WORK TO BE COMPLETED: Repeat the material exactly, every line of it.

RECORDS SUPPLIED:
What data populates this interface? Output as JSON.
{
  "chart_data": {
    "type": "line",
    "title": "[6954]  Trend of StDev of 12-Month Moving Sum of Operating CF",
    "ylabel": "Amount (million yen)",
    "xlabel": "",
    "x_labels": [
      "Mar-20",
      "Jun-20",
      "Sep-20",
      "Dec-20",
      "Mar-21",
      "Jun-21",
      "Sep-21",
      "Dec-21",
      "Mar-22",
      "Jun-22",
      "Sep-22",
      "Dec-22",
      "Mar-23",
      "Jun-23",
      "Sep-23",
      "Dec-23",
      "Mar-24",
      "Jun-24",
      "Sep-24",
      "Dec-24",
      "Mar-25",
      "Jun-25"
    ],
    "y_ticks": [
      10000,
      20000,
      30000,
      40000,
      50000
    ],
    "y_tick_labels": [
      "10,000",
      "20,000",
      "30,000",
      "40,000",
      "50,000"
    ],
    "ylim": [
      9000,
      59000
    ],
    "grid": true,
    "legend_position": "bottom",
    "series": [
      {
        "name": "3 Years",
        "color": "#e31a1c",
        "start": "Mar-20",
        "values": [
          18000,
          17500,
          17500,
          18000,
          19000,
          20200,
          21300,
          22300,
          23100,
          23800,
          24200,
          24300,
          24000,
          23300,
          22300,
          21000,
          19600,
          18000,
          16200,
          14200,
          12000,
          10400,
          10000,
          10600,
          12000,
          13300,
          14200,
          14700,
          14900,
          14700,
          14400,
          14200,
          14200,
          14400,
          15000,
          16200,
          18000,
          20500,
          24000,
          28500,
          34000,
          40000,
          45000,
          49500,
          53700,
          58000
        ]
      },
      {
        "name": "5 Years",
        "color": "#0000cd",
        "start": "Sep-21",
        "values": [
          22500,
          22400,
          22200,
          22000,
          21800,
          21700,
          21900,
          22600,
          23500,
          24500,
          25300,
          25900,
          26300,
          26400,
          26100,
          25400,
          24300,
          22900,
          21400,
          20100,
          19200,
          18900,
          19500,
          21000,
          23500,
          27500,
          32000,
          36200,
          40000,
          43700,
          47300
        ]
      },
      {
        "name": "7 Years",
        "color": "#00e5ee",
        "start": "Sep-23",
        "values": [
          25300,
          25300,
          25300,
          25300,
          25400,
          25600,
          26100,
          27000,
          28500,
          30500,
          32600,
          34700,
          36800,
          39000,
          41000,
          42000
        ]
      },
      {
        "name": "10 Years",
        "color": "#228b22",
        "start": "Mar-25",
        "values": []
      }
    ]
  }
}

SOLUTION TO THIS TASK:
What data populates this interface? Output as JSON.
{
  "chart_data": {
    "type": "line",
    "title": "[6954]  Trend of StDev of 12-Month Moving Sum of Operating CF",
    "ylabel": "Amount (million yen)",
    "xlabel": "",
    "x_labels": [
      "Mar-20",
      "Jun-20",
      "Sep-20",
      "Dec-20",
      "Mar-21",
      "Jun-21",
      "Sep-21",
      "Dec-21",
      "Mar-22",
      "Jun-22",
      "Sep-22",
      "Dec-22",
      "Mar-23",
      "Jun-23",
      "Sep-23",
      "Dec-23",
      "Mar-24",
      "Jun-24",
      "Sep-24",
      "Dec-24",
      "Mar-25",
      "Jun-25"
    ],
    "y_ticks": [
      10000,
      20000,
      30000,
      40000,
      50000
    ],
    "y_tick_labels": [
      "10,000",
      "20,000",
      "30,000",
      "40,000",
      "50,000"
    ],
    "ylim": [
      9000,
      59000
    ],
    "grid": true,
    "legend_position": "bottom",
    "series": [
      {
        "name": "3 Years",
        "color": "#e31a1c",
        "start": "Mar-20",
        "values": [
          18000,
          17500,
          17500,
          18000,
          19000,
          20200,
          21300,
          22300,
          23100,
          23800,
          24200,
          24300,
          24000,
          23300,
          22300,
          21000,
          19600,
          18000,
          16200,
          14200,
          12000,
          10400,
          10000,
          10600,
          12000,
          13300,
          14200,
          14700,
          14900,
          14700,
          14400,
          14200,
          14200,
          14400,
          15000,
          16200,
          18000,
          20500,
          24000,
          28500,
          34000,
          40000,
          45000,
          49500,
          53700,
          58000
        ]
      },
      {
        "name": "5 Years",
        "color": "#0000cd",
        "start": "Sep-21",
        "values": [
          22500,
          22400,
          22200,
          22000,
          21800,
          21700,
          21900,
          22600,
          23500,
          24500,
          25300,
          25900,
          26300,
          26400,
          26100,
          25400,
          24300,
          22900,
          21400,
          20100,
          19200,
          18900,
          19500,
          21000,
          23500,
          27500,
          32000,
          36200,
          40000,
          43700,
          47300
        ]
      },
      {
        "name": "7 Years",
        "color": "#00e5ee",
        "start": "Sep-23",
        "values": [
          25300,
          25300,
          25300,
          25300,
          25400,
          25600,
          26100,
          27000,
          28500,
          30500,
          32600,
          34700,
          36800,
          39000,
          41000,
          42000
        ]
      },
      {
        "name": "10 Years",
        "color": "#228b22",
        "start": "Mar-25",
        "values": []
      }
    ]
  }
}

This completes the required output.